Directions
Keep only those lines of the records that include the string "screenshot".

** BEGIN Exercise data **

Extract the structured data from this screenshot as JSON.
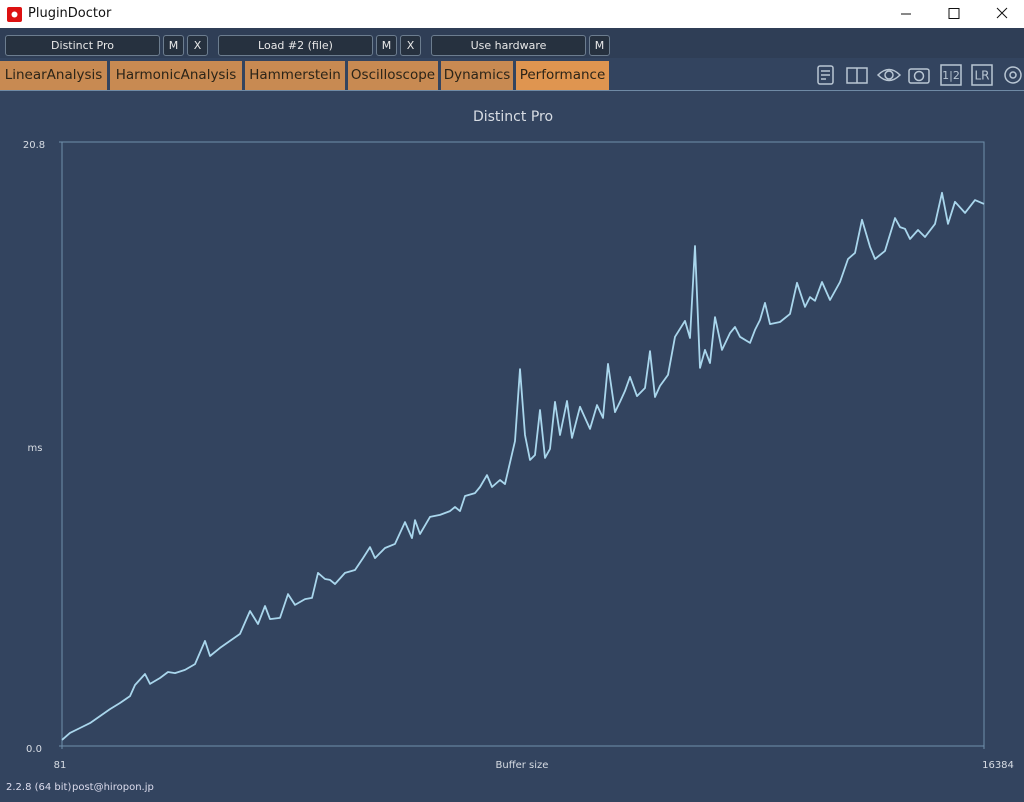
{
  "window": {
    "title": "PluginDoctor"
  },
  "toolbar": {
    "buttons": [
      "Distinct Pro",
      "M",
      "X",
      "Load #2 (file)",
      "M",
      "X",
      "Use hardware",
      "M"
    ],
    "icon_labels": [
      "1|2",
      "LR"
    ]
  },
  "tabs": [
    "LinearAnalysis",
    "HarmonicAnalysis",
    "Hammerstein",
    "Oscilloscope",
    "Dynamics",
    "Performance"
  ],
  "active_tab": "Performance",
  "footer": {
    "version": "2.2.8 (64 bit)",
    "contact": "post@hiropon.jp"
  },
  "chart_data": {
    "type": "line",
    "title": "Distinct Pro",
    "x_label": "Buffer size",
    "y_label": "ms",
    "color": "#a9d6ec",
    "x": [
      81,
      222,
      399,
      576,
      753,
      930,
      1107,
      1283,
      1372,
      1549,
      1637,
      1814,
      1955,
      2079,
      2256,
      2433,
      2610,
      2698,
      2875,
      3052,
      3228,
      3405,
      3547,
      3670,
      3759,
      3936,
      4077,
      4201,
      4378,
      4502,
      4608,
      4731,
      4820,
      4908,
      5085,
      5262,
      5403,
      5527,
      5615,
      5792,
      5969,
      6146,
      6270,
      6323,
      6411,
      6588,
      6765,
      6942,
      7030,
      7118,
      7207,
      7384,
      7472,
      7596,
      7684,
      7826,
      7914,
      8091,
      8179,
      8268,
      8356,
      8445,
      8533,
      8621,
      8710,
      8798,
      8887,
      9010,
      9099,
      9240,
      9417,
      9541,
      9647,
      9735,
      9859,
      9948,
      10036,
      10124,
      10248,
      10390,
      10478,
      10566,
      10655,
      10796,
      10920,
      11097,
      11185,
      11274,
      11362,
      11451,
      11539,
      11627,
      11751,
      11893,
      11981,
      12069,
      12246,
      12335,
      12423,
      12511,
      12600,
      12777,
      12953,
      13077,
      13219,
      13307,
      13396,
      13519,
      13661,
      13838,
      13979,
      14103,
      14227,
      14368,
      14456,
      14633,
      14810,
      14899,
      14987,
      15075,
      15217,
      15341,
      15517,
      15641,
      15747,
      15871,
      16048,
      16225,
      16384
    ],
    "values": [
      0.21,
      0.45,
      0.62,
      0.79,
      1.03,
      1.27,
      1.48,
      1.72,
      2.1,
      2.48,
      2.14,
      2.34,
      2.55,
      2.51,
      2.62,
      2.82,
      3.62,
      3.1,
      3.38,
      3.62,
      3.86,
      4.65,
      4.2,
      4.82,
      4.37,
      4.41,
      5.23,
      4.86,
      5.06,
      5.1,
      5.96,
      5.75,
      5.72,
      5.58,
      5.96,
      6.06,
      6.47,
      6.85,
      6.47,
      6.82,
      6.96,
      7.71,
      7.16,
      7.78,
      7.3,
      7.89,
      7.96,
      8.09,
      8.23,
      8.09,
      8.61,
      8.71,
      8.92,
      9.33,
      8.92,
      9.16,
      9.02,
      10.5,
      12.98,
      10.71,
      9.85,
      10.02,
      11.57,
      9.92,
      10.23,
      11.85,
      10.71,
      11.88,
      10.61,
      11.68,
      10.92,
      11.74,
      11.3,
      13.16,
      11.5,
      11.85,
      12.23,
      12.71,
      12.05,
      12.33,
      13.6,
      12.02,
      12.4,
      12.78,
      14.09,
      14.64,
      14.05,
      17.22,
      13.02,
      13.64,
      13.19,
      14.77,
      13.64,
      14.22,
      14.43,
      14.09,
      13.88,
      14.33,
      14.67,
      15.26,
      14.53,
      14.6,
      14.88,
      15.95,
      15.12,
      15.46,
      15.33,
      15.98,
      15.36,
      15.98,
      16.77,
      16.98,
      18.12,
      17.19,
      16.77,
      17.05,
      18.18,
      17.87,
      17.81,
      17.46,
      17.77,
      17.53,
      17.98,
      19.05,
      17.98,
      18.74,
      18.36,
      18.8,
      18.67
    ],
    "xlim": [
      81,
      16384
    ],
    "xticks": [
      81,
      16384
    ],
    "ylim": [
      0,
      20.8
    ],
    "yticks": [
      {
        "value": 0,
        "label": "0.0"
      },
      20.8
    ]
  }
}
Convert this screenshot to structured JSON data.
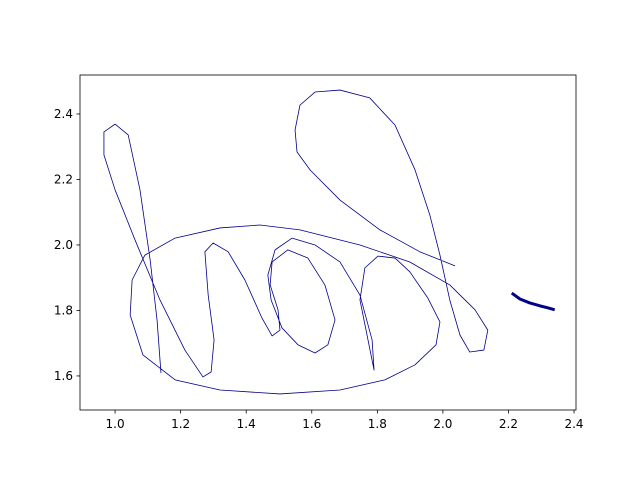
{
  "chart_data": {
    "type": "line",
    "xlim": [
      0.893,
      2.406
    ],
    "ylim": [
      1.496,
      2.519
    ],
    "xticks": [
      {
        "value": 1,
        "label": "1.0"
      },
      1.2,
      1.4,
      1.6,
      1.8,
      {
        "value": 2,
        "label": "2.0"
      },
      2.2,
      2.4
    ],
    "yticks": [
      1.6,
      1.8,
      {
        "value": 2,
        "label": "2.0"
      },
      2.2,
      2.4
    ],
    "series": [
      {
        "color": "#00008b",
        "linewidth": 0.8,
        "x": [
          1.14,
          1.128,
          1.107,
          1.076,
          1.04,
          1.0,
          0.966,
          0.966,
          1.0,
          1.061,
          1.137,
          1.213,
          1.268,
          1.293,
          1.302,
          1.284,
          1.274,
          1.299,
          1.345,
          1.396,
          1.448,
          1.479,
          1.503,
          1.497,
          1.473,
          1.479,
          1.527,
          1.588,
          1.64,
          1.671,
          1.649,
          1.61,
          1.558,
          1.509,
          1.476,
          1.466,
          1.488,
          1.54,
          1.61,
          1.686,
          1.747,
          1.784,
          1.79,
          1.747,
          1.762,
          1.802,
          1.854,
          1.899,
          1.954,
          1.991,
          1.979,
          1.915,
          1.823,
          1.686,
          1.503,
          1.32,
          1.183,
          1.085,
          1.046,
          1.052,
          1.091,
          1.183,
          1.32,
          1.442,
          1.564,
          1.747,
          1.899,
          2.021,
          2.098,
          2.137,
          2.125,
          2.082,
          2.052,
          2.021,
          1.991,
          1.96,
          1.915,
          1.854,
          1.777,
          1.686,
          1.61,
          1.564,
          1.549,
          1.555,
          1.595,
          1.686,
          1.808,
          1.93,
          2.037
        ],
        "values": [
          1.609,
          1.771,
          1.954,
          2.168,
          2.336,
          2.369,
          2.345,
          2.275,
          2.168,
          2.015,
          1.832,
          1.679,
          1.597,
          1.612,
          1.71,
          1.847,
          1.979,
          2.006,
          1.979,
          1.893,
          1.777,
          1.722,
          1.74,
          1.802,
          1.878,
          1.948,
          1.985,
          1.96,
          1.878,
          1.771,
          1.695,
          1.67,
          1.695,
          1.747,
          1.832,
          1.908,
          1.985,
          2.021,
          2.0,
          1.948,
          1.847,
          1.71,
          1.618,
          1.832,
          1.93,
          1.966,
          1.96,
          1.918,
          1.838,
          1.765,
          1.695,
          1.634,
          1.588,
          1.557,
          1.545,
          1.557,
          1.588,
          1.664,
          1.786,
          1.893,
          1.969,
          2.021,
          2.052,
          2.061,
          2.046,
          2.0,
          1.948,
          1.878,
          1.802,
          1.74,
          1.679,
          1.673,
          1.725,
          1.832,
          1.969,
          2.092,
          2.229,
          2.366,
          2.449,
          2.473,
          2.467,
          2.427,
          2.351,
          2.284,
          2.229,
          2.137,
          2.046,
          1.979,
          1.936
        ]
      },
      {
        "color": "#00008b",
        "linewidth": 3,
        "x": [
          2.21,
          2.235,
          2.265,
          2.296,
          2.32,
          2.341
        ],
        "values": [
          1.853,
          1.835,
          1.823,
          1.814,
          1.808,
          1.802
        ]
      }
    ]
  }
}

** END Exercise data **

Expected answer
Extract the structured data from this screenshot as JSON.
Convert this screenshot to structured JSON data.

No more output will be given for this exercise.